- **WHAT NEEDS TO BE DONE**
Could every line of the data be printed exactly as it reads?

- **MATERIAL FOR THIS TASK**
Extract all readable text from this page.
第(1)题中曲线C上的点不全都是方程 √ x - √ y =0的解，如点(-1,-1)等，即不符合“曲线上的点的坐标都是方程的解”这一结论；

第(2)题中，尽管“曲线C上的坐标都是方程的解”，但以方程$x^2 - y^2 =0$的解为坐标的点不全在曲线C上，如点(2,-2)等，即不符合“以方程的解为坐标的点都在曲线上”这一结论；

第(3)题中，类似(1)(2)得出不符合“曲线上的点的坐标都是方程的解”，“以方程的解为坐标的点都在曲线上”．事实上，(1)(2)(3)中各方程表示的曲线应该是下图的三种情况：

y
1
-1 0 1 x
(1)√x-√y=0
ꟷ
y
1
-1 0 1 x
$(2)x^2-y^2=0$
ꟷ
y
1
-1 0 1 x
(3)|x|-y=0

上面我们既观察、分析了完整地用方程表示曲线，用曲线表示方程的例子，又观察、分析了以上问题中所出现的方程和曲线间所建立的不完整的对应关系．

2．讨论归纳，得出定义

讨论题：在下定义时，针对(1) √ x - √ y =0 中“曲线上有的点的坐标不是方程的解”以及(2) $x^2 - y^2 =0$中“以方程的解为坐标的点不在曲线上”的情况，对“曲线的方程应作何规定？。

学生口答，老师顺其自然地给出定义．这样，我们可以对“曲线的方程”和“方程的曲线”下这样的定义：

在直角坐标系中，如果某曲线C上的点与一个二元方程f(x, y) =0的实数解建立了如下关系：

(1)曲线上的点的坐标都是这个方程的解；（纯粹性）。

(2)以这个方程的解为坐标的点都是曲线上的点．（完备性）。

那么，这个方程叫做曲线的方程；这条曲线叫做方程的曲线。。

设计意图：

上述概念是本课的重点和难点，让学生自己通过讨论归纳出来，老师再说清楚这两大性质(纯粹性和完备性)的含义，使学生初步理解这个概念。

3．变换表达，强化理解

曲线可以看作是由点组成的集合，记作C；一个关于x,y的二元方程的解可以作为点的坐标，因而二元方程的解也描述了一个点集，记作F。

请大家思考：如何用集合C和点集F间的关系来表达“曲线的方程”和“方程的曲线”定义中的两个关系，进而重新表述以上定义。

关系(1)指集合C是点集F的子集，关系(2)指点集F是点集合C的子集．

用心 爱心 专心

- **CORRECT RESPONSE**
Extract all readable text from this page.
第(1)题中曲线C上的点不全都是方程 √ x - √ y =0的解，如点(-1,-1)等，即不符合“曲线上的点的坐标都是方程的解”这一结论；

第(2)题中，尽管“曲线C上的坐标都是方程的解”，但以方程$x^2 - y^2 =0$的解为坐标的点不全在曲线C上，如点(2,-2)等，即不符合“以方程的解为坐标的点都在曲线上”这一结论；

第(3)题中，类似(1)(2)得出不符合“曲线上的点的坐标都是方程的解”，“以方程的解为坐标的点都在曲线上”．事实上，(1)(2)(3)中各方程表示的曲线应该是下图的三种情况：

y
1
-1 0 1 x
(1)√x-√y=0
ꟷ
y
1
-1 0 1 x
$(2)x^2-y^2=0$
ꟷ
y
1
-1 0 1 x
(3)|x|-y=0

上面我们既观察、分析了完整地用方程表示曲线，用曲线表示方程的例子，又观察、分析了以上问题中所出现的方程和曲线间所建立的不完整的对应关系．

2．讨论归纳，得出定义

讨论题：在下定义时，针对(1) √ x - √ y =0 中“曲线上有的点的坐标不是方程的解”以及(2) $x^2 - y^2 =0$中“以方程的解为坐标的点不在曲线上”的情况，对“曲线的方程应作何规定？。

学生口答，老师顺其自然地给出定义．这样，我们可以对“曲线的方程”和“方程的曲线”下这样的定义：

在直角坐标系中，如果某曲线C上的点与一个二元方程f(x, y) =0的实数解建立了如下关系：

(1)曲线上的点的坐标都是这个方程的解；（纯粹性）。

(2)以这个方程的解为坐标的点都是曲线上的点．（完备性）。

那么，这个方程叫做曲线的方程；这条曲线叫做方程的曲线。。

设计意图：

上述概念是本课的重点和难点，让学生自己通过讨论归纳出来，老师再说清楚这两大性质(纯粹性和完备性)的含义，使学生初步理解这个概念。

3．变换表达，强化理解

曲线可以看作是由点组成的集合，记作C；一个关于x,y的二元方程的解可以作为点的坐标，因而二元方程的解也描述了一个点集，记作F。

请大家思考：如何用集合C和点集F间的关系来表达“曲线的方程”和“方程的曲线”定义中的两个关系，进而重新表述以上定义。

关系(1)指集合C是点集F的子集，关系(2)指点集F是点集合C的子集．

用心 爱心 专心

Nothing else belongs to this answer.